Nothing may be dropped or altered: reproduce all the data.

Stored records:
##############################

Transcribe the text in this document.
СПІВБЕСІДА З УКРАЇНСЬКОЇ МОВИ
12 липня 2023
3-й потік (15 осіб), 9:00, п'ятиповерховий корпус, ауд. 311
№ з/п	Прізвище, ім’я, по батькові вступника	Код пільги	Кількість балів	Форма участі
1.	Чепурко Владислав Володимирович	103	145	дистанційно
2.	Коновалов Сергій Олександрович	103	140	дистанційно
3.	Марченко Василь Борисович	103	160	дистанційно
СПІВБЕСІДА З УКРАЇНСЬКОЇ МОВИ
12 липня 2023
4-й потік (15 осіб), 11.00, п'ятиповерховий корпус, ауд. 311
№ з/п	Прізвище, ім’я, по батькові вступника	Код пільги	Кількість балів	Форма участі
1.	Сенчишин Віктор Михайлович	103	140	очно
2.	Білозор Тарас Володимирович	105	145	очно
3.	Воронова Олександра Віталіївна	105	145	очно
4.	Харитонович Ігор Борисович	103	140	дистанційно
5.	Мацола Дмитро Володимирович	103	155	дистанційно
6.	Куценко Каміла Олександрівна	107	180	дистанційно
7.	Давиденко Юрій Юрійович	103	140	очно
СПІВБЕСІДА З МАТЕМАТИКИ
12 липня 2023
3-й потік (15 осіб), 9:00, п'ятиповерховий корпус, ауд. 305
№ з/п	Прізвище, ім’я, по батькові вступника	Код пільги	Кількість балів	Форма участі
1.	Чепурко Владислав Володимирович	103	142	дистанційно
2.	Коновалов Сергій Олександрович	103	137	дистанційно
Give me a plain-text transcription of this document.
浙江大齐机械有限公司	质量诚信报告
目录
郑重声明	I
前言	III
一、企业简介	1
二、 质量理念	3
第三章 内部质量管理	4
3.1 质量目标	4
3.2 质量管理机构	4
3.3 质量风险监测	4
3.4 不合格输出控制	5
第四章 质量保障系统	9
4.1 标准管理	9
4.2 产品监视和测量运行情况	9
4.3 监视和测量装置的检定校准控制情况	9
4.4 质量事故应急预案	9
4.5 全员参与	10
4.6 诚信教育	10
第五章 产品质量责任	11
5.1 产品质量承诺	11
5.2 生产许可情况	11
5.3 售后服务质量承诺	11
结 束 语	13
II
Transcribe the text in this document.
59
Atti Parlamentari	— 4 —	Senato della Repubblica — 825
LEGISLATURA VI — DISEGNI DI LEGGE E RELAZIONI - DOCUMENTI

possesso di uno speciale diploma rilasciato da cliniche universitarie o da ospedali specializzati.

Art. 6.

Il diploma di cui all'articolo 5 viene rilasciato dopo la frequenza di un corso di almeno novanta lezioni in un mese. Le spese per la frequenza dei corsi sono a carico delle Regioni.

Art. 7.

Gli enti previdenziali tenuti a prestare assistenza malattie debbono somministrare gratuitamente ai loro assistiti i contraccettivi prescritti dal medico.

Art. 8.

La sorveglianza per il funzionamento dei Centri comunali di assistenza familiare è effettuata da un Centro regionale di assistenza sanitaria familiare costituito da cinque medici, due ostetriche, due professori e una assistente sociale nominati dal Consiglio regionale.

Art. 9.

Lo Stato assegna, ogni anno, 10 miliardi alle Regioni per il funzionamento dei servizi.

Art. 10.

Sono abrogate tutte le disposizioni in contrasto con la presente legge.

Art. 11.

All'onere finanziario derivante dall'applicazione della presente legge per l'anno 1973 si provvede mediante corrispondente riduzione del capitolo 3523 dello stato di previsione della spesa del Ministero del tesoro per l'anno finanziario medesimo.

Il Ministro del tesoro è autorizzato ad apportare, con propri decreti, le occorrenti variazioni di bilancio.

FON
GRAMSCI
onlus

##############################

Exercise output
Transcribe the text in this document.
СПІВБЕСІДА З УКРАЇНСЬКОЇ МОВИ
12 липня 2023
3-й потік (15 осіб), 9:00, п'ятиповерховий корпус, ауд. 311
№ з/п	Прізвище, ім’я, по батькові вступника	Код пільги	Кількість балів	Форма участі
1.	Чепурко Владислав Володимирович	103	145	дистанційно
2.	Коновалов Сергій Олександрович	103	140	дистанційно
3.	Марченко Василь Борисович	103	160	дистанційно
СПІВБЕСІДА З УКРАЇНСЬКОЇ МОВИ
12 липня 2023
4-й потік (15 осіб), 11.00, п'ятиповерховий корпус, ауд. 311
№ з/п	Прізвище, ім’я, по батькові вступника	Код пільги	Кількість балів	Форма участі
1.	Сенчишин Віктор Михайлович	103	140	очно
2.	Білозор Тарас Володимирович	105	145	очно
3.	Воронова Олександра Віталіївна	105	145	очно
4.	Харитонович Ігор Борисович	103	140	дистанційно
5.	Мацола Дмитро Володимирович	103	155	дистанційно
6.	Куценко Каміла Олександрівна	107	180	дистанційно
7.	Давиденко Юрій Юрійович	103	140	очно
СПІВБЕСІДА З МАТЕМАТИКИ
12 липня 2023
3-й потік (15 осіб), 9:00, п'ятиповерховий корпус, ауд. 305
№ з/п	Прізвище, ім’я, по батькові вступника	Код пільги	Кількість балів	Форма участі
1.	Чепурко Владислав Володимирович	103	142	дистанційно
2.	Коновалов Сергій Олександрович	103	137	дистанційно
Give me a plain-text transcription of this document.
浙江大齐机械有限公司	质量诚信报告
目录
郑重声明	I
前言	III
一、企业简介	1
二、 质量理念	3
第三章 内部质量管理	4
3.1 质量目标	4
3.2 质量管理机构	4
3.3 质量风险监测	4
3.4 不合格输出控制	5
第四章 质量保障系统	9
4.1 标准管理	9
4.2 产品监视和测量运行情况	9
4.3 监视和测量装置的检定校准控制情况	9
4.4 质量事故应急预案	9
4.5 全员参与	10
4.6 诚信教育	10
第五章 产品质量责任	11
5.1 产品质量承诺	11
5.2 生产许可情况	11
5.3 售后服务质量承诺	11
结 束 语	13
II
Transcribe the text in this document.
59
Atti Parlamentari	— 4 —	Senato della Repubblica — 825
LEGISLATURA VI — DISEGNI DI LEGGE E RELAZIONI - DOCUMENTI

possesso di uno speciale diploma rilasciato da cliniche universitarie o da ospedali specializzati.

Art. 6.

Il diploma di cui all'articolo 5 viene rilasciato dopo la frequenza di un corso di almeno novanta lezioni in un mese. Le spese per la frequenza dei corsi sono a carico delle Regioni.

Art. 7.

Gli enti previdenziali tenuti a prestare assistenza malattie debbono somministrare gratuitamente ai loro assistiti i contraccettivi prescritti dal medico.

Art. 8.

La sorveglianza per il funzionamento dei Centri comunali di assistenza familiare è effettuata da un Centro regionale di assistenza sanitaria familiare costituito da cinque medici, due ostetriche, due professori e una assistente sociale nominati dal Consiglio regionale.

Art. 9.

Lo Stato assegna, ogni anno, 10 miliardi alle Regioni per il funzionamento dei servizi.

Art. 10.

Sono abrogate tutte le disposizioni in contrasto con la presente legge.

Art. 11.

All'onere finanziario derivante dall'applicazione della presente legge per l'anno 1973 si provvede mediante corrispondente riduzione del capitolo 3523 dello stato di previsione della spesa del Ministero del tesoro per l'anno finanziario medesimo.

Il Ministro del tesoro è autorizzato ad apportare, con propri decreti, le occorrenti variazioni di bilancio.

FON
GRAMSCI
onlus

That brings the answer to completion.